Instructions to follow: Every line below should be copied exactly; drop the pictures.

Extracted data:
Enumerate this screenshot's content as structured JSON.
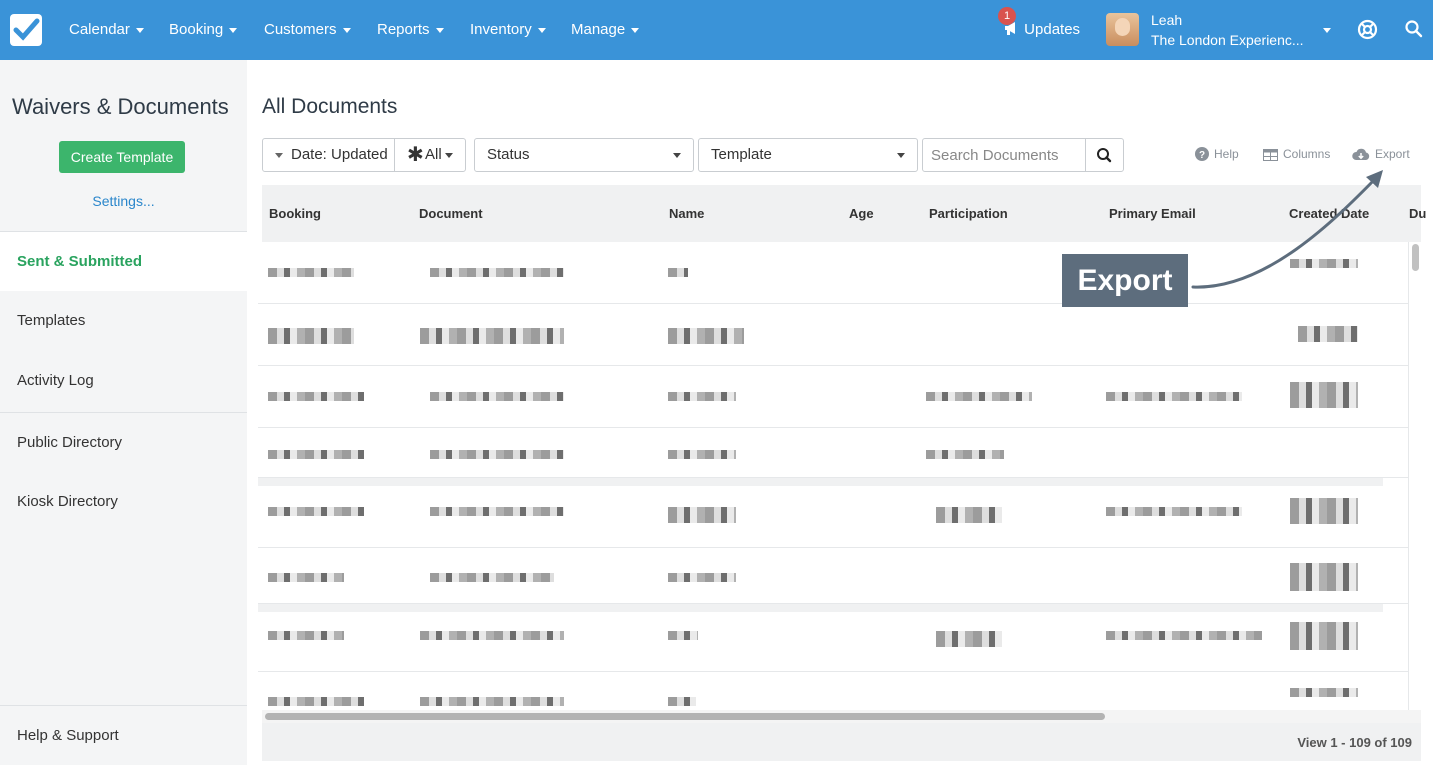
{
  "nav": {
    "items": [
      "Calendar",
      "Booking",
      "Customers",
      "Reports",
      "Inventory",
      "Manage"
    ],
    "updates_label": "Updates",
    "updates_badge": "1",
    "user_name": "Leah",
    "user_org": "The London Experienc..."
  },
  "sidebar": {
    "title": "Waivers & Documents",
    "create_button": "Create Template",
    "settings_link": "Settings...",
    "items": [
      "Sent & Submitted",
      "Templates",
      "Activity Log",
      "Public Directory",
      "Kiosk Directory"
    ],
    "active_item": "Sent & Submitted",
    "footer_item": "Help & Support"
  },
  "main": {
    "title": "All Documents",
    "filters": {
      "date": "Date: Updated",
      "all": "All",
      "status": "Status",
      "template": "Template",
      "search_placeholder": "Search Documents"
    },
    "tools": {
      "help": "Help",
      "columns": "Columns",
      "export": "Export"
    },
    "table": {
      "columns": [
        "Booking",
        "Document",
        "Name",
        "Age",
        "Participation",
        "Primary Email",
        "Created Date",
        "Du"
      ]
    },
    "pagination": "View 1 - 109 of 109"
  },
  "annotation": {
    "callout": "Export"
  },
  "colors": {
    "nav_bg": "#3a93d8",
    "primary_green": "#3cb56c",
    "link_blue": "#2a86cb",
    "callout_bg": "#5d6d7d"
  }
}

Written answer:
Enumerate this screenshot's content as structured JSON.
{
  "nav": {
    "items": [
      "Calendar",
      "Booking",
      "Customers",
      "Reports",
      "Inventory",
      "Manage"
    ],
    "updates_label": "Updates",
    "updates_badge": "1",
    "user_name": "Leah",
    "user_org": "The London Experienc..."
  },
  "sidebar": {
    "title": "Waivers & Documents",
    "create_button": "Create Template",
    "settings_link": "Settings...",
    "items": [
      "Sent & Submitted",
      "Templates",
      "Activity Log",
      "Public Directory",
      "Kiosk Directory"
    ],
    "active_item": "Sent & Submitted",
    "footer_item": "Help & Support"
  },
  "main": {
    "title": "All Documents",
    "filters": {
      "date": "Date: Updated",
      "all": "All",
      "status": "Status",
      "template": "Template",
      "search_placeholder": "Search Documents"
    },
    "tools": {
      "help": "Help",
      "columns": "Columns",
      "export": "Export"
    },
    "table": {
      "columns": [
        "Booking",
        "Document",
        "Name",
        "Age",
        "Participation",
        "Primary Email",
        "Created Date",
        "Du"
      ]
    },
    "pagination": "View 1 - 109 of 109"
  },
  "annotation": {
    "callout": "Export"
  },
  "colors": {
    "nav_bg": "#3a93d8",
    "primary_green": "#3cb56c",
    "link_blue": "#2a86cb",
    "callout_bg": "#5d6d7d"
  }
}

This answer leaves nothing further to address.